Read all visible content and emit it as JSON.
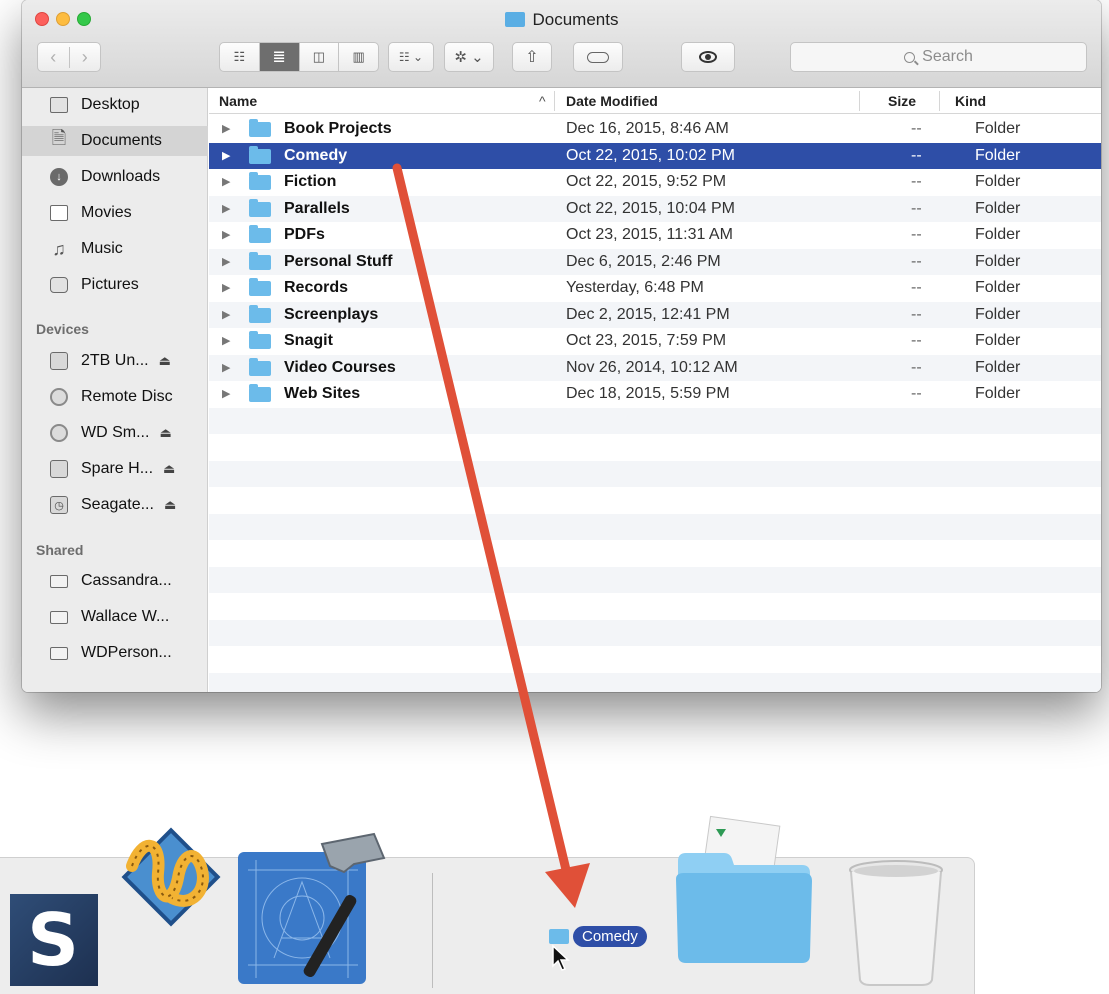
{
  "window": {
    "title": "Documents",
    "nav": {
      "back": "‹",
      "forward": "›"
    },
    "toolbar": {
      "view_icon": "☷",
      "list_icon": "≣",
      "column_icon": "◫",
      "cover_icon": "▥",
      "arrange": "☷ ⌄",
      "action": "✲ ⌄",
      "share": "⇧"
    },
    "search": {
      "placeholder": "Search"
    }
  },
  "sidebar": {
    "favorites": [
      {
        "label": "Desktop",
        "icon": "desktop-icon",
        "selected": false
      },
      {
        "label": "Documents",
        "icon": "documents-icon",
        "selected": true
      },
      {
        "label": "Downloads",
        "icon": "downloads-icon",
        "selected": false
      },
      {
        "label": "Movies",
        "icon": "movies-icon",
        "selected": false
      },
      {
        "label": "Music",
        "icon": "music-icon",
        "selected": false
      },
      {
        "label": "Pictures",
        "icon": "pictures-icon",
        "selected": false
      }
    ],
    "devices_header": "Devices",
    "devices": [
      {
        "label": "2TB Un...",
        "icon": "hard-drive-icon",
        "eject": "⏏"
      },
      {
        "label": "Remote Disc",
        "icon": "disc-icon",
        "eject": ""
      },
      {
        "label": "WD Sm...",
        "icon": "disc-icon",
        "eject": "⏏"
      },
      {
        "label": "Spare H...",
        "icon": "hard-drive-icon",
        "eject": "⏏"
      },
      {
        "label": "Seagate...",
        "icon": "time-machine-icon",
        "eject": "⏏"
      }
    ],
    "shared_header": "Shared",
    "shared": [
      {
        "label": "Cassandra...",
        "icon": "computer-icon"
      },
      {
        "label": "Wallace W...",
        "icon": "computer-icon"
      },
      {
        "label": "WDPerson...",
        "icon": "computer-icon"
      }
    ]
  },
  "list": {
    "columns": {
      "name": "Name",
      "date": "Date Modified",
      "size": "Size",
      "kind": "Kind",
      "sort_indicator": "^"
    },
    "rows": [
      {
        "name": "Book Projects",
        "date": "Dec 16, 2015, 8:46 AM",
        "size": "--",
        "kind": "Folder"
      },
      {
        "name": "Comedy",
        "date": "Oct 22, 2015, 10:02 PM",
        "size": "--",
        "kind": "Folder",
        "selected": true
      },
      {
        "name": "Fiction",
        "date": "Oct 22, 2015, 9:52 PM",
        "size": "--",
        "kind": "Folder"
      },
      {
        "name": "Parallels",
        "date": "Oct 22, 2015, 10:04 PM",
        "size": "--",
        "kind": "Folder"
      },
      {
        "name": "PDFs",
        "date": "Oct 23, 2015, 11:31 AM",
        "size": "--",
        "kind": "Folder"
      },
      {
        "name": "Personal Stuff",
        "date": "Dec 6, 2015, 2:46 PM",
        "size": "--",
        "kind": "Folder"
      },
      {
        "name": "Records",
        "date": "Yesterday, 6:48 PM",
        "size": "--",
        "kind": "Folder"
      },
      {
        "name": "Screenplays",
        "date": "Dec 2, 2015, 12:41 PM",
        "size": "--",
        "kind": "Folder"
      },
      {
        "name": "Snagit",
        "date": "Oct 23, 2015, 7:59 PM",
        "size": "--",
        "kind": "Folder"
      },
      {
        "name": "Video Courses",
        "date": "Nov 26, 2014, 10:12 AM",
        "size": "--",
        "kind": "Folder"
      },
      {
        "name": "Web Sites",
        "date": "Dec 18, 2015, 5:59 PM",
        "size": "--",
        "kind": "Folder"
      }
    ],
    "empty_rows": 11
  },
  "dock": {
    "apps": [
      {
        "name": "snagit-icon",
        "glyph": "S"
      },
      {
        "name": "wow-icon"
      },
      {
        "name": "xcode-icon"
      }
    ],
    "drag_label": "Comedy",
    "stack": "documents-stack-icon",
    "trash": "trash-icon"
  },
  "colors": {
    "selection": "#2e4ea7",
    "folder": "#6cbbea",
    "arrow": "#e05038",
    "sidebar": "#ececec"
  }
}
--------------------------------
_The request:_ Repeat the listing above exactly, with no pictures.

_Finished exercise:_
Read all visible content and emit it as JSON.
{
  "window": {
    "title": "Documents",
    "nav": {
      "back": "‹",
      "forward": "›"
    },
    "toolbar": {
      "view_icon": "☷",
      "list_icon": "≣",
      "column_icon": "◫",
      "cover_icon": "▥",
      "arrange": "☷ ⌄",
      "action": "✲ ⌄",
      "share": "⇧"
    },
    "search": {
      "placeholder": "Search"
    }
  },
  "sidebar": {
    "favorites": [
      {
        "label": "Desktop",
        "icon": "desktop-icon",
        "selected": false
      },
      {
        "label": "Documents",
        "icon": "documents-icon",
        "selected": true
      },
      {
        "label": "Downloads",
        "icon": "downloads-icon",
        "selected": false
      },
      {
        "label": "Movies",
        "icon": "movies-icon",
        "selected": false
      },
      {
        "label": "Music",
        "icon": "music-icon",
        "selected": false
      },
      {
        "label": "Pictures",
        "icon": "pictures-icon",
        "selected": false
      }
    ],
    "devices_header": "Devices",
    "devices": [
      {
        "label": "2TB Un...",
        "icon": "hard-drive-icon",
        "eject": "⏏"
      },
      {
        "label": "Remote Disc",
        "icon": "disc-icon",
        "eject": ""
      },
      {
        "label": "WD Sm...",
        "icon": "disc-icon",
        "eject": "⏏"
      },
      {
        "label": "Spare H...",
        "icon": "hard-drive-icon",
        "eject": "⏏"
      },
      {
        "label": "Seagate...",
        "icon": "time-machine-icon",
        "eject": "⏏"
      }
    ],
    "shared_header": "Shared",
    "shared": [
      {
        "label": "Cassandra...",
        "icon": "computer-icon"
      },
      {
        "label": "Wallace W...",
        "icon": "computer-icon"
      },
      {
        "label": "WDPerson...",
        "icon": "computer-icon"
      }
    ]
  },
  "list": {
    "columns": {
      "name": "Name",
      "date": "Date Modified",
      "size": "Size",
      "kind": "Kind",
      "sort_indicator": "^"
    },
    "rows": [
      {
        "name": "Book Projects",
        "date": "Dec 16, 2015, 8:46 AM",
        "size": "--",
        "kind": "Folder"
      },
      {
        "name": "Comedy",
        "date": "Oct 22, 2015, 10:02 PM",
        "size": "--",
        "kind": "Folder",
        "selected": true
      },
      {
        "name": "Fiction",
        "date": "Oct 22, 2015, 9:52 PM",
        "size": "--",
        "kind": "Folder"
      },
      {
        "name": "Parallels",
        "date": "Oct 22, 2015, 10:04 PM",
        "size": "--",
        "kind": "Folder"
      },
      {
        "name": "PDFs",
        "date": "Oct 23, 2015, 11:31 AM",
        "size": "--",
        "kind": "Folder"
      },
      {
        "name": "Personal Stuff",
        "date": "Dec 6, 2015, 2:46 PM",
        "size": "--",
        "kind": "Folder"
      },
      {
        "name": "Records",
        "date": "Yesterday, 6:48 PM",
        "size": "--",
        "kind": "Folder"
      },
      {
        "name": "Screenplays",
        "date": "Dec 2, 2015, 12:41 PM",
        "size": "--",
        "kind": "Folder"
      },
      {
        "name": "Snagit",
        "date": "Oct 23, 2015, 7:59 PM",
        "size": "--",
        "kind": "Folder"
      },
      {
        "name": "Video Courses",
        "date": "Nov 26, 2014, 10:12 AM",
        "size": "--",
        "kind": "Folder"
      },
      {
        "name": "Web Sites",
        "date": "Dec 18, 2015, 5:59 PM",
        "size": "--",
        "kind": "Folder"
      }
    ],
    "empty_rows": 11
  },
  "dock": {
    "apps": [
      {
        "name": "snagit-icon",
        "glyph": "S"
      },
      {
        "name": "wow-icon"
      },
      {
        "name": "xcode-icon"
      }
    ],
    "drag_label": "Comedy",
    "stack": "documents-stack-icon",
    "trash": "trash-icon"
  },
  "colors": {
    "selection": "#2e4ea7",
    "folder": "#6cbbea",
    "arrow": "#e05038",
    "sidebar": "#ececec"
  }
}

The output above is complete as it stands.